** start DATA SECTION **

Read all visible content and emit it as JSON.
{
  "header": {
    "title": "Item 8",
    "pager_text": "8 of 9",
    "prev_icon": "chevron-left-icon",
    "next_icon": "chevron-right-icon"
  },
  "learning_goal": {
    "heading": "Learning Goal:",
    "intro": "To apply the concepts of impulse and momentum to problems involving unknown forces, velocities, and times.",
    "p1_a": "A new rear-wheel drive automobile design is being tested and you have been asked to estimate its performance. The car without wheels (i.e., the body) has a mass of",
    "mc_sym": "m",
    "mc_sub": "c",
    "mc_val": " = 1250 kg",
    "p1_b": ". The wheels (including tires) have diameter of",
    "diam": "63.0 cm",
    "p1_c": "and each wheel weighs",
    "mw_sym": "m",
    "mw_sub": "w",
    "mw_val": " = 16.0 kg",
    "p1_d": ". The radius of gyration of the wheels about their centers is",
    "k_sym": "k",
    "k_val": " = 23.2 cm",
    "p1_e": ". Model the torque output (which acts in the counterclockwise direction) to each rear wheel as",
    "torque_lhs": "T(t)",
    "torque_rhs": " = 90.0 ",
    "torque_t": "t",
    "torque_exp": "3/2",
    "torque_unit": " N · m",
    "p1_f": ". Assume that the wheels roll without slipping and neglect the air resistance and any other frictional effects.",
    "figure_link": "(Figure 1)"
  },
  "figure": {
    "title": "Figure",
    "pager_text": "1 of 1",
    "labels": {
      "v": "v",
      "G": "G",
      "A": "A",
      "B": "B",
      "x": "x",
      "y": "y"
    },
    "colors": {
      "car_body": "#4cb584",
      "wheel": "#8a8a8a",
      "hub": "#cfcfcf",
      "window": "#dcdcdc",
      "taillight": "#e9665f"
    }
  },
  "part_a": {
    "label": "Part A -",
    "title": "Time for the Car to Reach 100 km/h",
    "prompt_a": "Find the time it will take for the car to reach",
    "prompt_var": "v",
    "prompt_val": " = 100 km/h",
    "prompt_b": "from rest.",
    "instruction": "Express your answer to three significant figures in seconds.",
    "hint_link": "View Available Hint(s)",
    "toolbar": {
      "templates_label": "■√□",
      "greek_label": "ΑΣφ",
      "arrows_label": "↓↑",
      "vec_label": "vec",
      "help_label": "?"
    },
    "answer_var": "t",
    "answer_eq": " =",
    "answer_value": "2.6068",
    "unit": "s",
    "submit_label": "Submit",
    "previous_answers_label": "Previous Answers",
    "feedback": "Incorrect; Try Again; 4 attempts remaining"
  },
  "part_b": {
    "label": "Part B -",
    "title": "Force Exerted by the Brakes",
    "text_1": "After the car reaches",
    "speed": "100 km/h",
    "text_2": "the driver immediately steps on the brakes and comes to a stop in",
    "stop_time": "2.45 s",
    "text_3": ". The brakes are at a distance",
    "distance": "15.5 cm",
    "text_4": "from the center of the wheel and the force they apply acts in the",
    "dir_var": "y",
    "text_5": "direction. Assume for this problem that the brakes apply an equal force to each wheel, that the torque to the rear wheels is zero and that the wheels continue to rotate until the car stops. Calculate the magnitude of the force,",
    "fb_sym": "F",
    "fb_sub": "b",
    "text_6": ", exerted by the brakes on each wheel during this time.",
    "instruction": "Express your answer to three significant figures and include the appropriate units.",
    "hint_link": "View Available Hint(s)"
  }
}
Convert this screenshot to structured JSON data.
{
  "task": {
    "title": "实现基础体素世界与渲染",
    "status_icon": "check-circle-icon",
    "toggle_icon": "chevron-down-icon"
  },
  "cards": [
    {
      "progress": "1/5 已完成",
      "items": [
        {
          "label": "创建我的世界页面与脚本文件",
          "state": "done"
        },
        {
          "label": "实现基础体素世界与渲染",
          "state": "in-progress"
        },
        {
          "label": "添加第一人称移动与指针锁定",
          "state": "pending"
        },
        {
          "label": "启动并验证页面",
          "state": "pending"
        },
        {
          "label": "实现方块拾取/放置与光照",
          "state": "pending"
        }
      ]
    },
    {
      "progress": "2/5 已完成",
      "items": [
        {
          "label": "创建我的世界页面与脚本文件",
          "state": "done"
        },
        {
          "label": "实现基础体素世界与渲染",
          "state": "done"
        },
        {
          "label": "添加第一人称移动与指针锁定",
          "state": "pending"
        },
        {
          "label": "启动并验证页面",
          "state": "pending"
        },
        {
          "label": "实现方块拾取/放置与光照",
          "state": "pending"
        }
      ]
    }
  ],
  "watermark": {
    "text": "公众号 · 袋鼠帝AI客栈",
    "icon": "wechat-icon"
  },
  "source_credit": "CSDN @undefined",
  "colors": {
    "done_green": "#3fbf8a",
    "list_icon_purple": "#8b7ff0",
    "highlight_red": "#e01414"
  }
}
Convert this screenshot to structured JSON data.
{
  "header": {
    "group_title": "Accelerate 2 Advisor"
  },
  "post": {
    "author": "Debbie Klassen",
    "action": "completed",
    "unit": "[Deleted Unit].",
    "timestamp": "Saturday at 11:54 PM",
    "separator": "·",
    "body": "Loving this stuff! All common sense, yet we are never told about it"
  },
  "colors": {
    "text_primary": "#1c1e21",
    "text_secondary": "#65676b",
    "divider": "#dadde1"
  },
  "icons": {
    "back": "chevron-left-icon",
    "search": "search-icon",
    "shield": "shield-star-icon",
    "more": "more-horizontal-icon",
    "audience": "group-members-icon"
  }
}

** end DATA SECTION **

JOB: Extract every record and return it verbatim.

EXERCISE RESPONSE:
Read all visible content and emit it as JSON.
{
  "header": {
    "title": "Item 8",
    "pager_text": "8 of 9",
    "prev_icon": "chevron-left-icon",
    "next_icon": "chevron-right-icon"
  },
  "learning_goal": {
    "heading": "Learning Goal:",
    "intro": "To apply the concepts of impulse and momentum to problems involving unknown forces, velocities, and times.",
    "p1_a": "A new rear-wheel drive automobile design is being tested and you have been asked to estimate its performance. The car without wheels (i.e., the body) has a mass of",
    "mc_sym": "m",
    "mc_sub": "c",
    "mc_val": " = 1250 kg",
    "p1_b": ". The wheels (including tires) have diameter of",
    "diam": "63.0 cm",
    "p1_c": "and each wheel weighs",
    "mw_sym": "m",
    "mw_sub": "w",
    "mw_val": " = 16.0 kg",
    "p1_d": ". The radius of gyration of the wheels about their centers is",
    "k_sym": "k",
    "k_val": " = 23.2 cm",
    "p1_e": ". Model the torque output (which acts in the counterclockwise direction) to each rear wheel as",
    "torque_lhs": "T(t)",
    "torque_rhs": " = 90.0 ",
    "torque_t": "t",
    "torque_exp": "3/2",
    "torque_unit": " N · m",
    "p1_f": ". Assume that the wheels roll without slipping and neglect the air resistance and any other frictional effects.",
    "figure_link": "(Figure 1)"
  },
  "figure": {
    "title": "Figure",
    "pager_text": "1 of 1",
    "labels": {
      "v": "v",
      "G": "G",
      "A": "A",
      "B": "B",
      "x": "x",
      "y": "y"
    },
    "colors": {
      "car_body": "#4cb584",
      "wheel": "#8a8a8a",
      "hub": "#cfcfcf",
      "window": "#dcdcdc",
      "taillight": "#e9665f"
    }
  },
  "part_a": {
    "label": "Part A -",
    "title": "Time for the Car to Reach 100 km/h",
    "prompt_a": "Find the time it will take for the car to reach",
    "prompt_var": "v",
    "prompt_val": " = 100 km/h",
    "prompt_b": "from rest.",
    "instruction": "Express your answer to three significant figures in seconds.",
    "hint_link": "View Available Hint(s)",
    "toolbar": {
      "templates_label": "■√□",
      "greek_label": "ΑΣφ",
      "arrows_label": "↓↑",
      "vec_label": "vec",
      "help_label": "?"
    },
    "answer_var": "t",
    "answer_eq": " =",
    "answer_value": "2.6068",
    "unit": "s",
    "submit_label": "Submit",
    "previous_answers_label": "Previous Answers",
    "feedback": "Incorrect; Try Again; 4 attempts remaining"
  },
  "part_b": {
    "label": "Part B -",
    "title": "Force Exerted by the Brakes",
    "text_1": "After the car reaches",
    "speed": "100 km/h",
    "text_2": "the driver immediately steps on the brakes and comes to a stop in",
    "stop_time": "2.45 s",
    "text_3": ". The brakes are at a distance",
    "distance": "15.5 cm",
    "text_4": "from the center of the wheel and the force they apply acts in the",
    "dir_var": "y",
    "text_5": "direction. Assume for this problem that the brakes apply an equal force to each wheel, that the torque to the rear wheels is zero and that the wheels continue to rotate until the car stops. Calculate the magnitude of the force,",
    "fb_sym": "F",
    "fb_sub": "b",
    "text_6": ", exerted by the brakes on each wheel during this time.",
    "instruction": "Express your answer to three significant figures and include the appropriate units.",
    "hint_link": "View Available Hint(s)"
  }
}
Convert this screenshot to structured JSON data.
{
  "task": {
    "title": "实现基础体素世界与渲染",
    "status_icon": "check-circle-icon",
    "toggle_icon": "chevron-down-icon"
  },
  "cards": [
    {
      "progress": "1/5 已完成",
      "items": [
        {
          "label": "创建我的世界页面与脚本文件",
          "state": "done"
        },
        {
          "label": "实现基础体素世界与渲染",
          "state": "in-progress"
        },
        {
          "label": "添加第一人称移动与指针锁定",
          "state": "pending"
        },
        {
          "label": "启动并验证页面",
          "state": "pending"
        },
        {
          "label": "实现方块拾取/放置与光照",
          "state": "pending"
        }
      ]
    },
    {
      "progress": "2/5 已完成",
      "items": [
        {
          "label": "创建我的世界页面与脚本文件",
          "state": "done"
        },
        {
          "label": "实现基础体素世界与渲染",
          "state": "done"
        },
        {
          "label": "添加第一人称移动与指针锁定",
          "state": "pending"
        },
        {
          "label": "启动并验证页面",
          "state": "pending"
        },
        {
          "label": "实现方块拾取/放置与光照",
          "state": "pending"
        }
      ]
    }
  ],
  "watermark": {
    "text": "公众号 · 袋鼠帝AI客栈",
    "icon": "wechat-icon"
  },
  "source_credit": "CSDN @undefined",
  "colors": {
    "done_green": "#3fbf8a",
    "list_icon_purple": "#8b7ff0",
    "highlight_red": "#e01414"
  }
}
Convert this screenshot to structured JSON data.
{
  "header": {
    "group_title": "Accelerate 2 Advisor"
  },
  "post": {
    "author": "Debbie Klassen",
    "action": "completed",
    "unit": "[Deleted Unit].",
    "timestamp": "Saturday at 11:54 PM",
    "separator": "·",
    "body": "Loving this stuff! All common sense, yet we are never told about it"
  },
  "colors": {
    "text_primary": "#1c1e21",
    "text_secondary": "#65676b",
    "divider": "#dadde1"
  },
  "icons": {
    "back": "chevron-left-icon",
    "search": "search-icon",
    "shield": "shield-star-icon",
    "more": "more-horizontal-icon",
    "audience": "group-members-icon"
  }
}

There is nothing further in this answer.